**** TRECHO
Mas por causa dele, a família passou por uma revolução.
O cara mais tradicionalista da família fez com que seus descendentes não tivessem tradição alguma.
Foi uma fuga. Vergonha.
Cresci sem falar japonês. Sem hábitos japoneses.
Ainda estou brigando comigo mesma para aprender a falar japonês... (Pretendo ir ao Japão algum dia).
É tão estranho ter os quatro avós japoneses e saber tão pouco da cultura.
É se olhar no espelho e não se reconhecer.
Estou tendo que aprender a minha própria história. Onde foram parar minhas raízes?
Não culpo minha família por esta atitude, mas é impossível de conviver com este vazio. É angustiante.


Enviada em: 14/12/2007 | Última modificação: 14/12/2007
 

 

Comentários

  1. Cleber Shiguero Ueda @ 7 Mar, 2008 : 17:41
    Olá Luciana! Tudo bem? Tb sou Ueda e neto de japoneses pela parte materna. As vezes tb sinto essa frustração, principalmente por nao saber a história de meus bizavós que ja se foram. Pelos menos tive a felicidade de conhecê-los e herdei como segundo nome, o nome dele. Gostaria de ter tido mais contato com a nossa cultura descendente. Um abraço.
********
**** DADOS FORNECIDOS
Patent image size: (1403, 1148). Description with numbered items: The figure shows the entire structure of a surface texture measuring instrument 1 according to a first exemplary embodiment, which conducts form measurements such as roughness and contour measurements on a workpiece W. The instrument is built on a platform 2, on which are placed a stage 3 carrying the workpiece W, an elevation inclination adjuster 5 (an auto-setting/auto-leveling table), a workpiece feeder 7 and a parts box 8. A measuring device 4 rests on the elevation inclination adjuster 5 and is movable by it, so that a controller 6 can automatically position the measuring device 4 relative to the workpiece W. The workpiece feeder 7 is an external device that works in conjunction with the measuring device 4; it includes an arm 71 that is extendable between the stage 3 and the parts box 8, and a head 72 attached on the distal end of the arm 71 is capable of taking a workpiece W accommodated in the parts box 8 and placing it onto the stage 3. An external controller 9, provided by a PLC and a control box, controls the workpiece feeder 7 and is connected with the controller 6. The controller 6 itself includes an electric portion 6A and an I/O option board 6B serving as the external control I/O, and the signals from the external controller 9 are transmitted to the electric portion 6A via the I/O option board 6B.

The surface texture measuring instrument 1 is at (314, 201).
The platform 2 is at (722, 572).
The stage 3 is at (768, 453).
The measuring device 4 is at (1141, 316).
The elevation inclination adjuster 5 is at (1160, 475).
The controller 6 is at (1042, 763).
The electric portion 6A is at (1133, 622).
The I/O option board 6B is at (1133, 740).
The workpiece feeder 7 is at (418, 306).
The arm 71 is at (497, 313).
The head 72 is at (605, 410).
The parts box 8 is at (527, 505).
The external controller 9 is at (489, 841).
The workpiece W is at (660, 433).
********
■ O QUE FAZER
- a) Cite o trecho fielmente, reproduzindo tudo o que vai de "É se olhar no" até "vazio. É angustiante.".
- b) Imprima todas as linhas dos registros sem nenhuma alteração.
O trecho e os registros têm origens diferentes.

■ RESULTADOS DAS TAREFAS
- a)
É se olhar no espelho e não se reconhecer.
Estou tendo que aprender a minha própria história. Onde foram parar minhas raízes?
Não culpo minha família por esta atitude, mas é impossível de conviver com este vazio. É angustiante.

- b)
Patent image size: (1403, 1148). Description with numbered items: The figure shows the entire structure of a surface texture measuring instrument 1 according to a first exemplary embodiment, which conducts form measurements such as roughness and contour measurements on a workpiece W. The instrument is built on a platform 2, on which are placed a stage 3 carrying the workpiece W, an elevation inclination adjuster 5 (an auto-setting/auto-leveling table), a workpiece feeder 7 and a parts box 8. A measuring device 4 rests on the elevation inclination adjuster 5 and is movable by it, so that a controller 6 can automatically position the measuring device 4 relative to the workpiece W. The workpiece feeder 7 is an external device that works in conjunction with the measuring device 4; it includes an arm 71 that is extendable between the stage 3 and the parts box 8, and a head 72 attached on the distal end of the arm 71 is capable of taking a workpiece W accommodated in the parts box 8 and placing it onto the stage 3. An external controller 9, provided by a PLC and a control box, controls the workpiece feeder 7 and is connected with the controller 6. The controller 6 itself includes an electric portion 6A and an I/O option board 6B serving as the external control I/O, and the signals from the external controller 9 are transmitted to the electric portion 6A via the I/O option board 6B.

The surface texture measuring instrument 1 is at (314, 201).
The platform 2 is at (722, 572).
The stage 3 is at (768, 453).
The measuring device 4 is at (1141, 316).
The elevation inclination adjuster 5 is at (1160, 475).
The controller 6 is at (1042, 763).
The electric portion 6A is at (1133, 622).
The I/O option board 6B is at (1133, 740).
The workpiece feeder 7 is at (418, 306).
The arm 71 is at (497, 313).
The head 72 is at (605, 410).
The parts box 8 is at (527, 505).
The external controller 9 is at (489, 841).
The workpiece W is at (660, 433).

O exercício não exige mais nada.